-- Exercise aim --
Return the number of lines in which the word "Tanzania" appears; add nothing else.

_ _ _ _ _ _ _

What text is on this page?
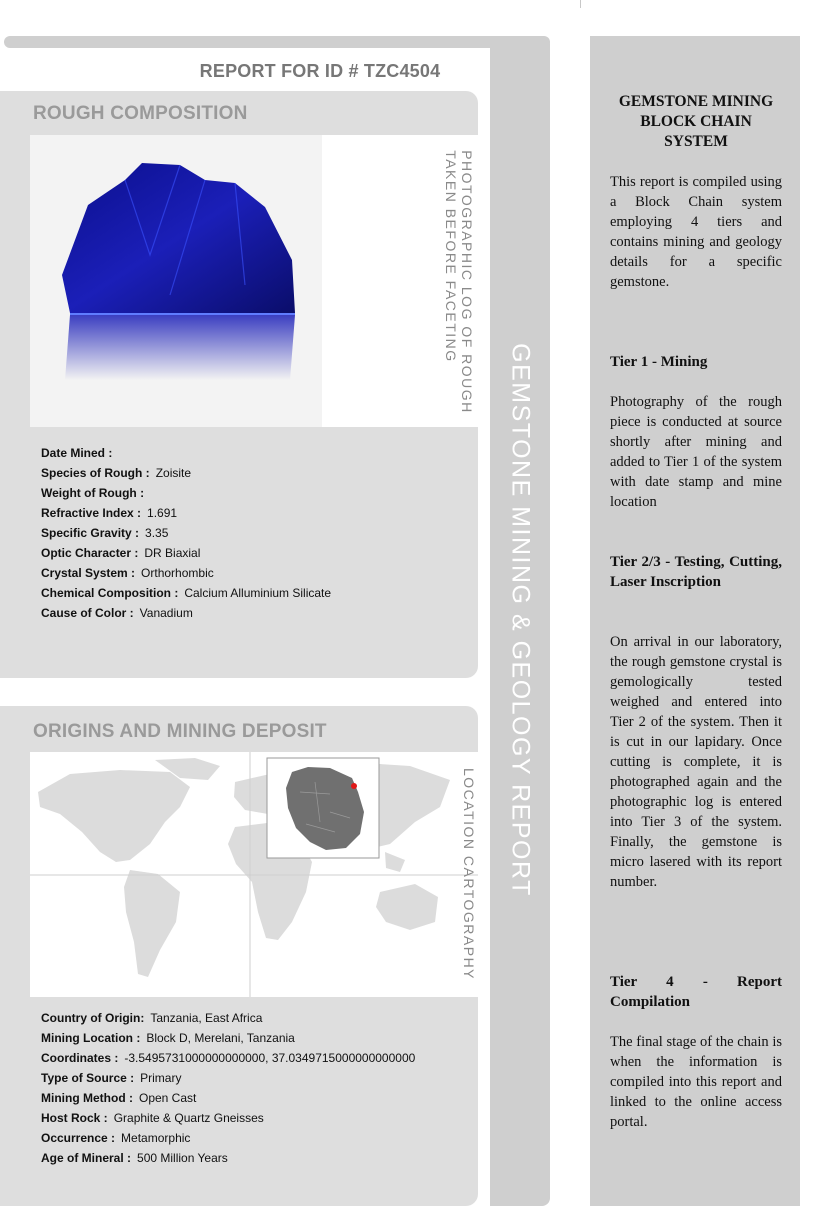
REPORT FOR ID # TZC4504
GEMSTONE MINING & GEOLOGY REPORT
ROUGH COMPOSITION
PHOTOGRAPHIC LOG OF ROUGH
TAKEN BEFORE FACETING
Date Mined :
Species of Rough : Zoisite
Weight of Rough :
Refractive Index : 1.691
Specific Gravity : 3.35
Optic Character : DR Biaxial
Crystal System : Orthorhombic
Chemical Composition : Calcium Alluminium Silicate
Cause of Color : Vanadium
ORIGINS AND MINING DEPOSIT
LOCATION CARTOGRAPHY
Country of Origin: Tanzania, East Africa
Mining Location : Block D, Merelani, Tanzania
Coordinates : -3.5495731000000000000, 37.0349715000000000000
Type of Source : Primary
Mining Method : Open Cast
Host Rock : Graphite & Quartz Gneisses
Occurrence : Metamorphic
Age of Mineral : 500 Million Years
GEMSTONE MINING BLOCK CHAIN SYSTEM
This report is compiled using a Block Chain system employing 4 tiers and contains mining and geology details for a specific gemstone.
Tier 1 - Mining
Photography of the rough piece is conducted at source shortly after mining and added to Tier 1 of the system with date stamp and mine location
Tier 2/3 - Testing, Cutting, Laser Inscription
On arrival in our laboratory, the rough gemstone crystal is gemologically tested weighed and entered into Tier 2 of the system. Then it is cut in our lapidary. Once cutting is complete, it is photographed again and the photographic log is entered into Tier 3 of the system. Finally, the gemstone is micro lasered with its report number.
Tier 4 - Report Compilation
The final stage of the chain is when the information is compiled into this report and linked to the online access portal.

_ _ _ _ _ _ _

-- In response --
2